WHAT THE TASK ASKS = Copy out the entries below in full and exactly.

(Dataset entries)
────────
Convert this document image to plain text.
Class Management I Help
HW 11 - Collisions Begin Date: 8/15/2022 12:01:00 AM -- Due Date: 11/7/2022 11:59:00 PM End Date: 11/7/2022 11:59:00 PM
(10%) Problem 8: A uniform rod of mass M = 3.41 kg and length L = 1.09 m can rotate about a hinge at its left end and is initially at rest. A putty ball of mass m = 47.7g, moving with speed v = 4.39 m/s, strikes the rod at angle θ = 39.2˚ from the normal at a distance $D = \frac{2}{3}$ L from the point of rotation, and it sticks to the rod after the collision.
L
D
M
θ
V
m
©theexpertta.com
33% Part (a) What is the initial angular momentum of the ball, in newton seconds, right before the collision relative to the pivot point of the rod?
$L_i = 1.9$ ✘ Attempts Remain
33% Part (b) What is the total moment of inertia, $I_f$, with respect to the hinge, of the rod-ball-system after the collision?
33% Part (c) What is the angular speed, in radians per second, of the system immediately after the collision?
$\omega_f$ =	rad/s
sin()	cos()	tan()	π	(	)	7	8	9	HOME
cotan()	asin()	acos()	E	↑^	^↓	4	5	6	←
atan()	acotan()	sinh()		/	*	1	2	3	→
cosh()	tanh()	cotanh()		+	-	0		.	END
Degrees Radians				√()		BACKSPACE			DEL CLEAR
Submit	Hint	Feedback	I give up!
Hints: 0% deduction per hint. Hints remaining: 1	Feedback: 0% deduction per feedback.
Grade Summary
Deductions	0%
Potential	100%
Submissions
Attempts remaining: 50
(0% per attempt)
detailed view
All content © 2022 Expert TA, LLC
────────
RIGHT ANSWER =
Convert this document image to plain text.
Class Management I Help
HW 11 - Collisions Begin Date: 8/15/2022 12:01:00 AM -- Due Date: 11/7/2022 11:59:00 PM End Date: 11/7/2022 11:59:00 PM
(10%) Problem 8: A uniform rod of mass M = 3.41 kg and length L = 1.09 m can rotate about a hinge at its left end and is initially at rest. A putty ball of mass m = 47.7g, moving with speed v = 4.39 m/s, strikes the rod at angle θ = 39.2˚ from the normal at a distance $D = \frac{2}{3}$ L from the point of rotation, and it sticks to the rod after the collision.
L
D
M
θ
V
m
©theexpertta.com
33% Part (a) What is the initial angular momentum of the ball, in newton seconds, right before the collision relative to the pivot point of the rod?
$L_i = 1.9$ ✘ Attempts Remain
33% Part (b) What is the total moment of inertia, $I_f$, with respect to the hinge, of the rod-ball-system after the collision?
33% Part (c) What is the angular speed, in radians per second, of the system immediately after the collision?
$\omega_f$ =	rad/s
sin()	cos()	tan()	π	(	)	7	8	9	HOME
cotan()	asin()	acos()	E	↑^	^↓	4	5	6	←
atan()	acotan()	sinh()		/	*	1	2	3	→
cosh()	tanh()	cotanh()		+	-	0		.	END
Degrees Radians				√()		BACKSPACE			DEL CLEAR
Submit	Hint	Feedback	I give up!
Hints: 0% deduction per hint. Hints remaining: 1	Feedback: 0% deduction per feedback.
Grade Summary
Deductions	0%
Potential	100%
Submissions
Attempts remaining: 50
(0% per attempt)
detailed view
All content © 2022 Expert TA, LLC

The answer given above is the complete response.